— BEGIN EXERCISE MATERIALS —

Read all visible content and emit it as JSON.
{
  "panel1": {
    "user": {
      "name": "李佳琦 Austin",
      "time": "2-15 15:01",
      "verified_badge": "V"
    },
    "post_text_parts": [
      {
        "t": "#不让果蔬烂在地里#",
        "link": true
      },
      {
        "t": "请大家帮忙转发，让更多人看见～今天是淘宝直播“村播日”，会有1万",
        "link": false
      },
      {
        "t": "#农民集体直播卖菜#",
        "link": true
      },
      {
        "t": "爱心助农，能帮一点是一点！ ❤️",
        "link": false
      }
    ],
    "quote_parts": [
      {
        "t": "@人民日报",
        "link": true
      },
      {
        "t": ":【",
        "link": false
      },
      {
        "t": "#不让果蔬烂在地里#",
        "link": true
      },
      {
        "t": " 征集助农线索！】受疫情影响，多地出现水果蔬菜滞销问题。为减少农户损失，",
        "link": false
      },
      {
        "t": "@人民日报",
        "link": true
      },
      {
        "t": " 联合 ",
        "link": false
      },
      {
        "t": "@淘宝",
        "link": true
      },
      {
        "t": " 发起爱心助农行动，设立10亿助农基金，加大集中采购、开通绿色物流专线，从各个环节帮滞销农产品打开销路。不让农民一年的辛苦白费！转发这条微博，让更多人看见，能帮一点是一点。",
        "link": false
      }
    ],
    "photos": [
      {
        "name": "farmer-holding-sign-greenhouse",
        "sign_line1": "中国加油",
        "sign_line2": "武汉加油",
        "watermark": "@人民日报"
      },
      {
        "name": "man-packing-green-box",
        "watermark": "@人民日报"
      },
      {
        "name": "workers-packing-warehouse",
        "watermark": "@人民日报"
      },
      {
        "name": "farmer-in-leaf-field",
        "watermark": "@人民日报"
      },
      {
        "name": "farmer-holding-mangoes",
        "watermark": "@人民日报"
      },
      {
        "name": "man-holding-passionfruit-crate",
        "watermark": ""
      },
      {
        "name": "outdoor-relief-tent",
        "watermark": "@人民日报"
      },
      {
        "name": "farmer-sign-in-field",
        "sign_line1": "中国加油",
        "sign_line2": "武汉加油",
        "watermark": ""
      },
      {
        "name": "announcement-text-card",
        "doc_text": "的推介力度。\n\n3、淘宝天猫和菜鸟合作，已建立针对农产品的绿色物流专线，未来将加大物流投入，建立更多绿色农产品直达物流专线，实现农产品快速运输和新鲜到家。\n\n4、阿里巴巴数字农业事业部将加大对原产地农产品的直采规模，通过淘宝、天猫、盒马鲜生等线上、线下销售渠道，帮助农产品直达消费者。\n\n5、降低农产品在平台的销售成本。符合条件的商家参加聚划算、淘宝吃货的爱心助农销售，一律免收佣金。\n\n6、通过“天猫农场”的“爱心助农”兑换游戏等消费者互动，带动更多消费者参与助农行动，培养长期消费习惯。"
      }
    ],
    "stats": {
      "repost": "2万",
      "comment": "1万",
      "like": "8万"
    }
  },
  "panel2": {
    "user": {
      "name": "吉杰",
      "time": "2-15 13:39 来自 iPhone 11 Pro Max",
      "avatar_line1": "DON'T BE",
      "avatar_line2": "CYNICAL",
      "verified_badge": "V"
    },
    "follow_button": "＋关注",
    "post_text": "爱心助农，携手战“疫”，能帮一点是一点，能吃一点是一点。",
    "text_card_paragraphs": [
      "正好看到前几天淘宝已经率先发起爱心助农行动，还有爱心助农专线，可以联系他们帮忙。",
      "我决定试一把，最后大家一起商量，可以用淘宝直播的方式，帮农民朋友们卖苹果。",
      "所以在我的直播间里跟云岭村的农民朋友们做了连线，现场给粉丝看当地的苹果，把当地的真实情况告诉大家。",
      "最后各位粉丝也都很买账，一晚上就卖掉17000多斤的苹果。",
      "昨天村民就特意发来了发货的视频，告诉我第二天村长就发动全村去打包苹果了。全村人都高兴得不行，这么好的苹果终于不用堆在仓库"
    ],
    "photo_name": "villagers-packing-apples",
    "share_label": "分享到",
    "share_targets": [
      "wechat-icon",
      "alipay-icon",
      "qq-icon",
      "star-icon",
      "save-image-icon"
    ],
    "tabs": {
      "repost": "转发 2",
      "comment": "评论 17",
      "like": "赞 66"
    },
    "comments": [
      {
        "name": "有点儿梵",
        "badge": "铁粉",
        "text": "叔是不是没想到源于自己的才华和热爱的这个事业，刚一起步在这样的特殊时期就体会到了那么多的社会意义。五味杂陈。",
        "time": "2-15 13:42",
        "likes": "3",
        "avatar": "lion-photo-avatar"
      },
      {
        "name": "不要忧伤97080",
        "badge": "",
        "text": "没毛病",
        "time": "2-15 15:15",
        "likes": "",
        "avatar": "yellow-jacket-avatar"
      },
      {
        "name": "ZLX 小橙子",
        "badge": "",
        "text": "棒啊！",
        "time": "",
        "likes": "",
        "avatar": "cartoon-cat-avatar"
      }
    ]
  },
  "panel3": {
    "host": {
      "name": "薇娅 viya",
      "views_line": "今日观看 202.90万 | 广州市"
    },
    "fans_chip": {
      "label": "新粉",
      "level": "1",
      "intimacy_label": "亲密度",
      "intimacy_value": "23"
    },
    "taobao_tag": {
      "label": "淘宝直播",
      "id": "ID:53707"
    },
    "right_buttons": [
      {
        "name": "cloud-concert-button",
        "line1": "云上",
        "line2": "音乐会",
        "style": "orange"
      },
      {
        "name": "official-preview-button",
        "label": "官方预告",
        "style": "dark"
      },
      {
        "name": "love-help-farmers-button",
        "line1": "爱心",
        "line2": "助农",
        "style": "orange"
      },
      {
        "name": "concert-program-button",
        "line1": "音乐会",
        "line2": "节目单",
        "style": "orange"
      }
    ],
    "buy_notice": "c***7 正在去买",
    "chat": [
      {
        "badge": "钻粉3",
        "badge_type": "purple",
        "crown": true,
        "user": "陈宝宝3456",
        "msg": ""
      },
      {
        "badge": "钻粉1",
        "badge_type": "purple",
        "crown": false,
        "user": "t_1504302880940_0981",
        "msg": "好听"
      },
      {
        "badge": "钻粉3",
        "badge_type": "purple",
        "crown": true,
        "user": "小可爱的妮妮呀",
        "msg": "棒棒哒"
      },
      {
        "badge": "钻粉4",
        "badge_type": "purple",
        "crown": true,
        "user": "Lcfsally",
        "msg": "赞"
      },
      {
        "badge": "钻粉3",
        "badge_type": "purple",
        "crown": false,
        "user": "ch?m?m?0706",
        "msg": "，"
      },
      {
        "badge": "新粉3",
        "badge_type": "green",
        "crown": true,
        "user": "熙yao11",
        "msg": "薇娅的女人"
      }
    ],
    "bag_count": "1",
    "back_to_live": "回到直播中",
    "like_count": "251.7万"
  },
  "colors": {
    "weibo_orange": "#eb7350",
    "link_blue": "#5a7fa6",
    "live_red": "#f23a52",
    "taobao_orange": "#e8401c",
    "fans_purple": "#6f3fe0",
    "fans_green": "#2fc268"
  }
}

— END EXERCISE MATERIALS —

● GIVEN INSTRUCTION:
Retype all of the entries precisely as they are.

● RESULT FOR THIS EXERCISE:
Read all visible content and emit it as JSON.
{
  "panel1": {
    "user": {
      "name": "李佳琦 Austin",
      "time": "2-15 15:01",
      "verified_badge": "V"
    },
    "post_text_parts": [
      {
        "t": "#不让果蔬烂在地里#",
        "link": true
      },
      {
        "t": "请大家帮忙转发，让更多人看见～今天是淘宝直播“村播日”，会有1万",
        "link": false
      },
      {
        "t": "#农民集体直播卖菜#",
        "link": true
      },
      {
        "t": "爱心助农，能帮一点是一点！ ❤️",
        "link": false
      }
    ],
    "quote_parts": [
      {
        "t": "@人民日报",
        "link": true
      },
      {
        "t": ":【",
        "link": false
      },
      {
        "t": "#不让果蔬烂在地里#",
        "link": true
      },
      {
        "t": " 征集助农线索！】受疫情影响，多地出现水果蔬菜滞销问题。为减少农户损失，",
        "link": false
      },
      {
        "t": "@人民日报",
        "link": true
      },
      {
        "t": " 联合 ",
        "link": false
      },
      {
        "t": "@淘宝",
        "link": true
      },
      {
        "t": " 发起爱心助农行动，设立10亿助农基金，加大集中采购、开通绿色物流专线，从各个环节帮滞销农产品打开销路。不让农民一年的辛苦白费！转发这条微博，让更多人看见，能帮一点是一点。",
        "link": false
      }
    ],
    "photos": [
      {
        "name": "farmer-holding-sign-greenhouse",
        "sign_line1": "中国加油",
        "sign_line2": "武汉加油",
        "watermark": "@人民日报"
      },
      {
        "name": "man-packing-green-box",
        "watermark": "@人民日报"
      },
      {
        "name": "workers-packing-warehouse",
        "watermark": "@人民日报"
      },
      {
        "name": "farmer-in-leaf-field",
        "watermark": "@人民日报"
      },
      {
        "name": "farmer-holding-mangoes",
        "watermark": "@人民日报"
      },
      {
        "name": "man-holding-passionfruit-crate",
        "watermark": ""
      },
      {
        "name": "outdoor-relief-tent",
        "watermark": "@人民日报"
      },
      {
        "name": "farmer-sign-in-field",
        "sign_line1": "中国加油",
        "sign_line2": "武汉加油",
        "watermark": ""
      },
      {
        "name": "announcement-text-card",
        "doc_text": "的推介力度。\n\n3、淘宝天猫和菜鸟合作，已建立针对农产品的绿色物流专线，未来将加大物流投入，建立更多绿色农产品直达物流专线，实现农产品快速运输和新鲜到家。\n\n4、阿里巴巴数字农业事业部将加大对原产地农产品的直采规模，通过淘宝、天猫、盒马鲜生等线上、线下销售渠道，帮助农产品直达消费者。\n\n5、降低农产品在平台的销售成本。符合条件的商家参加聚划算、淘宝吃货的爱心助农销售，一律免收佣金。\n\n6、通过“天猫农场”的“爱心助农”兑换游戏等消费者互动，带动更多消费者参与助农行动，培养长期消费习惯。"
      }
    ],
    "stats": {
      "repost": "2万",
      "comment": "1万",
      "like": "8万"
    }
  },
  "panel2": {
    "user": {
      "name": "吉杰",
      "time": "2-15 13:39 来自 iPhone 11 Pro Max",
      "avatar_line1": "DON'T BE",
      "avatar_line2": "CYNICAL",
      "verified_badge": "V"
    },
    "follow_button": "＋关注",
    "post_text": "爱心助农，携手战“疫”，能帮一点是一点，能吃一点是一点。",
    "text_card_paragraphs": [
      "正好看到前几天淘宝已经率先发起爱心助农行动，还有爱心助农专线，可以联系他们帮忙。",
      "我决定试一把，最后大家一起商量，可以用淘宝直播的方式，帮农民朋友们卖苹果。",
      "所以在我的直播间里跟云岭村的农民朋友们做了连线，现场给粉丝看当地的苹果，把当地的真实情况告诉大家。",
      "最后各位粉丝也都很买账，一晚上就卖掉17000多斤的苹果。",
      "昨天村民就特意发来了发货的视频，告诉我第二天村长就发动全村去打包苹果了。全村人都高兴得不行，这么好的苹果终于不用堆在仓库"
    ],
    "photo_name": "villagers-packing-apples",
    "share_label": "分享到",
    "share_targets": [
      "wechat-icon",
      "alipay-icon",
      "qq-icon",
      "star-icon",
      "save-image-icon"
    ],
    "tabs": {
      "repost": "转发 2",
      "comment": "评论 17",
      "like": "赞 66"
    },
    "comments": [
      {
        "name": "有点儿梵",
        "badge": "铁粉",
        "text": "叔是不是没想到源于自己的才华和热爱的这个事业，刚一起步在这样的特殊时期就体会到了那么多的社会意义。五味杂陈。",
        "time": "2-15 13:42",
        "likes": "3",
        "avatar": "lion-photo-avatar"
      },
      {
        "name": "不要忧伤97080",
        "badge": "",
        "text": "没毛病",
        "time": "2-15 15:15",
        "likes": "",
        "avatar": "yellow-jacket-avatar"
      },
      {
        "name": "ZLX 小橙子",
        "badge": "",
        "text": "棒啊！",
        "time": "",
        "likes": "",
        "avatar": "cartoon-cat-avatar"
      }
    ]
  },
  "panel3": {
    "host": {
      "name": "薇娅 viya",
      "views_line": "今日观看 202.90万 | 广州市"
    },
    "fans_chip": {
      "label": "新粉",
      "level": "1",
      "intimacy_label": "亲密度",
      "intimacy_value": "23"
    },
    "taobao_tag": {
      "label": "淘宝直播",
      "id": "ID:53707"
    },
    "right_buttons": [
      {
        "name": "cloud-concert-button",
        "line1": "云上",
        "line2": "音乐会",
        "style": "orange"
      },
      {
        "name": "official-preview-button",
        "label": "官方预告",
        "style": "dark"
      },
      {
        "name": "love-help-farmers-button",
        "line1": "爱心",
        "line2": "助农",
        "style": "orange"
      },
      {
        "name": "concert-program-button",
        "line1": "音乐会",
        "line2": "节目单",
        "style": "orange"
      }
    ],
    "buy_notice": "c***7 正在去买",
    "chat": [
      {
        "badge": "钻粉3",
        "badge_type": "purple",
        "crown": true,
        "user": "陈宝宝3456",
        "msg": ""
      },
      {
        "badge": "钻粉1",
        "badge_type": "purple",
        "crown": false,
        "user": "t_1504302880940_0981",
        "msg": "好听"
      },
      {
        "badge": "钻粉3",
        "badge_type": "purple",
        "crown": true,
        "user": "小可爱的妮妮呀",
        "msg": "棒棒哒"
      },
      {
        "badge": "钻粉4",
        "badge_type": "purple",
        "crown": true,
        "user": "Lcfsally",
        "msg": "赞"
      },
      {
        "badge": "钻粉3",
        "badge_type": "purple",
        "crown": false,
        "user": "ch?m?m?0706",
        "msg": "，"
      },
      {
        "badge": "新粉3",
        "badge_type": "green",
        "crown": true,
        "user": "熙yao11",
        "msg": "薇娅的女人"
      }
    ],
    "bag_count": "1",
    "back_to_live": "回到直播中",
    "like_count": "251.7万"
  },
  "colors": {
    "weibo_orange": "#eb7350",
    "link_blue": "#5a7fa6",
    "live_red": "#f23a52",
    "taobao_orange": "#e8401c",
    "fans_purple": "#6f3fe0",
    "fans_green": "#2fc268"
  }
}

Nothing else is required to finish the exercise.